§ Task instructions:
Everything in the listing except the pictures should be written out exactly.

§ Recorded information:
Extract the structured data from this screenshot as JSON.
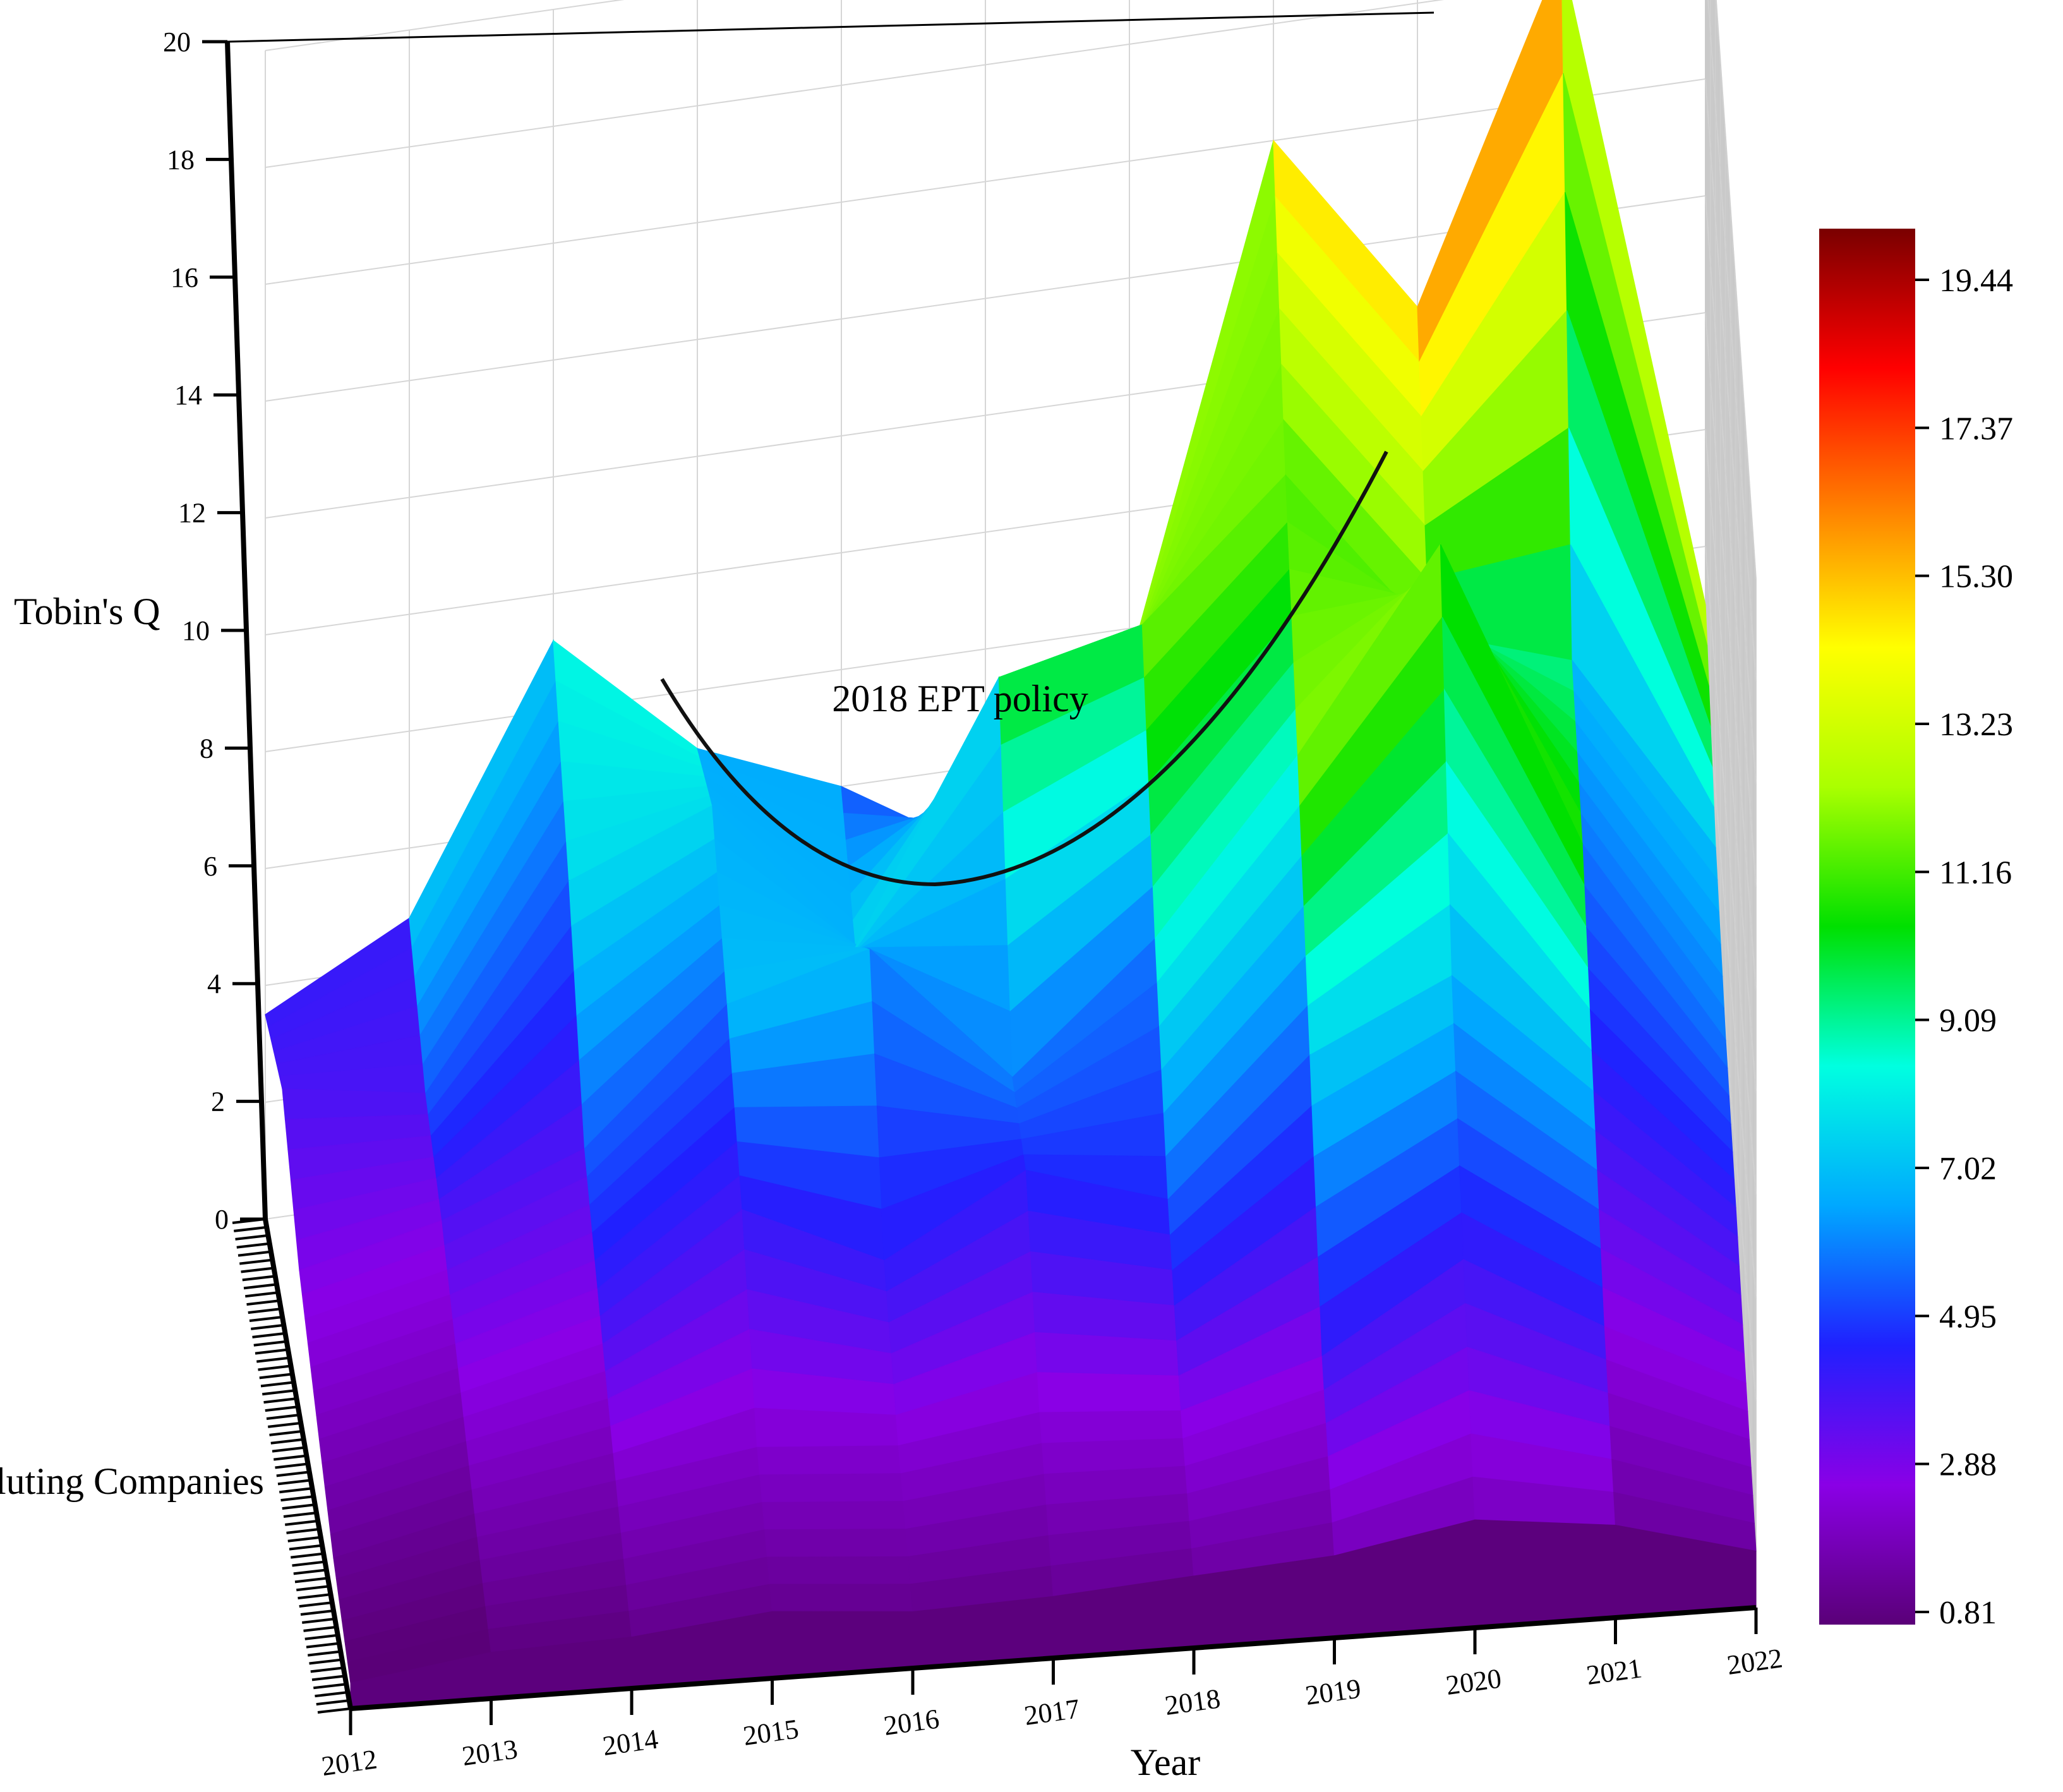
{
  "chart_data": {
    "type": "surface3d",
    "title": "",
    "annotation": "2018 EPT policy",
    "xlabel": "Year",
    "ylabel": "Polluting Companies",
    "zlabel": "Tobin's Q",
    "x_ticks": [
      "2012",
      "2013",
      "2014",
      "2015",
      "2016",
      "2017",
      "2018",
      "2019",
      "2020",
      "2021",
      "2022"
    ],
    "z_ticks": [
      "0",
      "2",
      "4",
      "6",
      "8",
      "10",
      "12",
      "14",
      "16",
      "18",
      "20"
    ],
    "zlim": [
      0,
      20
    ],
    "colorbar": {
      "ticks": [
        "0.81",
        "2.88",
        "4.95",
        "7.02",
        "9.09",
        "11.16",
        "13.23",
        "15.30",
        "17.37",
        "19.44"
      ],
      "range": [
        0.81,
        19.44
      ],
      "colors": [
        "#5a0078",
        "#8a00e6",
        "#2020ff",
        "#00a8ff",
        "#00ffe0",
        "#00e000",
        "#aaff00",
        "#ffff00",
        "#ff8000",
        "#ff0000",
        "#7a0000"
      ]
    },
    "series": [
      {
        "values": [
          3.5,
          4.8,
          9.2,
          7.0,
          6.0,
          4.5,
          7.4,
          16.0,
          12.8,
          18.5,
          7.0
        ]
      },
      {
        "values": [
          4.0,
          3.6,
          7.0,
          8.0,
          5.2,
          9.6,
          10.2,
          12.5,
          9.4,
          8.6,
          5.0
        ]
      },
      {
        "values": [
          2.6,
          3.2,
          4.2,
          6.5,
          7.2,
          4.6,
          6.8,
          9.8,
          13.3,
          7.6,
          3.8
        ]
      },
      {
        "values": [
          1.8,
          2.4,
          3.1,
          4.8,
          3.6,
          5.0,
          4.2,
          6.6,
          7.8,
          5.4,
          3.0
        ]
      },
      {
        "values": [
          1.0,
          1.6,
          2.0,
          2.4,
          2.2,
          2.6,
          2.4,
          3.2,
          4.8,
          3.3,
          2.0
        ]
      },
      {
        "values": [
          0.5,
          0.9,
          1.0,
          1.3,
          1.1,
          1.2,
          1.4,
          1.6,
          2.1,
          1.8,
          1.1
        ]
      }
    ]
  }
}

§ Result of this exercise:
Extract the structured data from this screenshot as JSON.
{
  "chart_data": {
    "type": "surface3d",
    "title": "",
    "annotation": "2018 EPT policy",
    "xlabel": "Year",
    "ylabel": "Polluting Companies",
    "zlabel": "Tobin's Q",
    "x_ticks": [
      "2012",
      "2013",
      "2014",
      "2015",
      "2016",
      "2017",
      "2018",
      "2019",
      "2020",
      "2021",
      "2022"
    ],
    "z_ticks": [
      "0",
      "2",
      "4",
      "6",
      "8",
      "10",
      "12",
      "14",
      "16",
      "18",
      "20"
    ],
    "zlim": [
      0,
      20
    ],
    "colorbar": {
      "ticks": [
        "0.81",
        "2.88",
        "4.95",
        "7.02",
        "9.09",
        "11.16",
        "13.23",
        "15.30",
        "17.37",
        "19.44"
      ],
      "range": [
        0.81,
        19.44
      ],
      "colors": [
        "#5a0078",
        "#8a00e6",
        "#2020ff",
        "#00a8ff",
        "#00ffe0",
        "#00e000",
        "#aaff00",
        "#ffff00",
        "#ff8000",
        "#ff0000",
        "#7a0000"
      ]
    },
    "series": [
      {
        "values": [
          3.5,
          4.8,
          9.2,
          7.0,
          6.0,
          4.5,
          7.4,
          16.0,
          12.8,
          18.5,
          7.0
        ]
      },
      {
        "values": [
          4.0,
          3.6,
          7.0,
          8.0,
          5.2,
          9.6,
          10.2,
          12.5,
          9.4,
          8.6,
          5.0
        ]
      },
      {
        "values": [
          2.6,
          3.2,
          4.2,
          6.5,
          7.2,
          4.6,
          6.8,
          9.8,
          13.3,
          7.6,
          3.8
        ]
      },
      {
        "values": [
          1.8,
          2.4,
          3.1,
          4.8,
          3.6,
          5.0,
          4.2,
          6.6,
          7.8,
          5.4,
          3.0
        ]
      },
      {
        "values": [
          1.0,
          1.6,
          2.0,
          2.4,
          2.2,
          2.6,
          2.4,
          3.2,
          4.8,
          3.3,
          2.0
        ]
      },
      {
        "values": [
          0.5,
          0.9,
          1.0,
          1.3,
          1.1,
          1.2,
          1.4,
          1.6,
          2.1,
          1.8,
          1.1
        ]
      }
    ]
  }
}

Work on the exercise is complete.